§ Goal:
Return, unchanged, the part of the listing that opens with the line containing "- arrow-dockerfile: [159, 177, 650, 441]" and closes with the listing's final line, with both of those lines included.

──────── Data listing ────────

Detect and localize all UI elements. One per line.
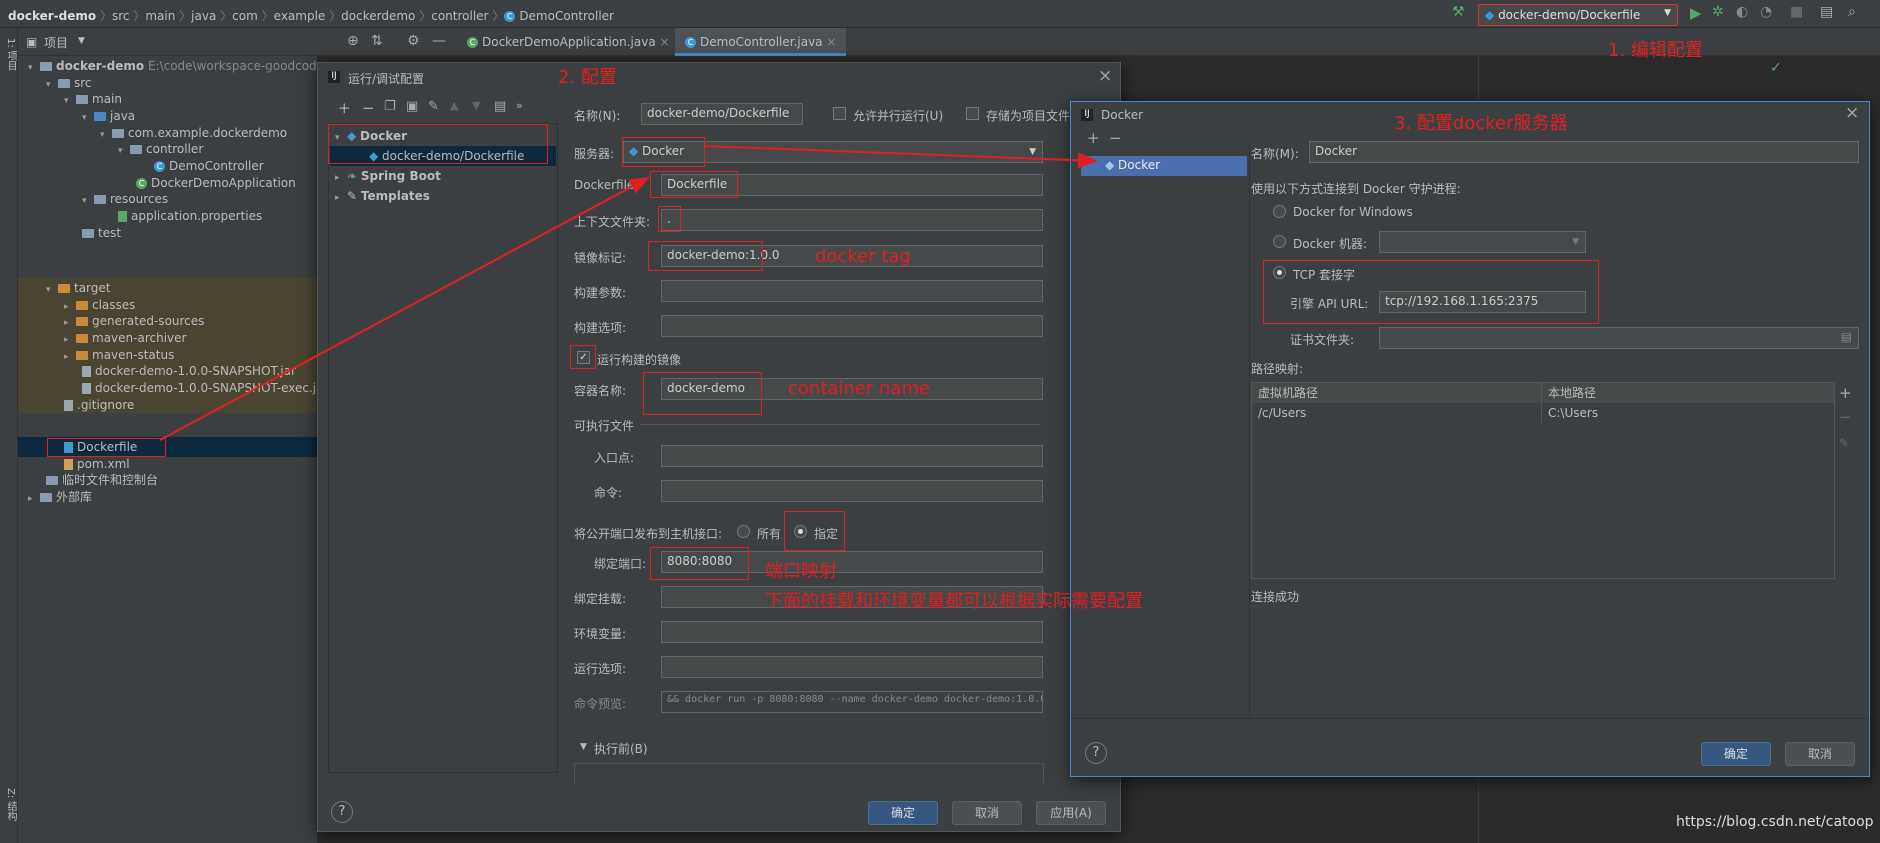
- arrow-dockerfile: [159, 177, 650, 441]
- annotation-arrows: [159, 145, 1098, 441]
- annotation-container-name: container name: [788, 378, 931, 399]
- annotation-step-1: 1. 编辑配置: [1608, 40, 1703, 61]
- annotation-step-2: 2. 配置: [558, 67, 617, 88]
- watermark: https://blog.csdn.net/catoop: [1676, 814, 1874, 830]
- arrow-server: [704, 145, 1098, 169]
- annotation-docker-tag: docker tag: [815, 246, 911, 267]
- annotation-port-mapping: 端口映射: [765, 561, 837, 582]
- annotation-step-3: 3. 配置docker服务器: [1394, 113, 1568, 134]
- annotation-note: 下面的挂载和环境变量都可以根据实际需要配置: [765, 591, 1143, 612]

────────

§ Response:
- arrow-dockerfile: [159, 177, 650, 441]
- annotation-arrows: [159, 145, 1098, 441]
- annotation-container-name: container name: [788, 378, 931, 399]
- annotation-step-1: 1. 编辑配置: [1608, 40, 1703, 61]
- annotation-step-2: 2. 配置: [558, 67, 617, 88]
- watermark: https://blog.csdn.net/catoop: [1676, 814, 1874, 830]
- arrow-server: [704, 145, 1098, 169]
- annotation-docker-tag: docker tag: [815, 246, 911, 267]
- annotation-port-mapping: 端口映射: [765, 561, 837, 582]
- annotation-step-3: 3. 配置docker服务器: [1394, 113, 1568, 134]
- annotation-note: 下面的挂载和环境变量都可以根据实际需要配置: [765, 591, 1143, 612]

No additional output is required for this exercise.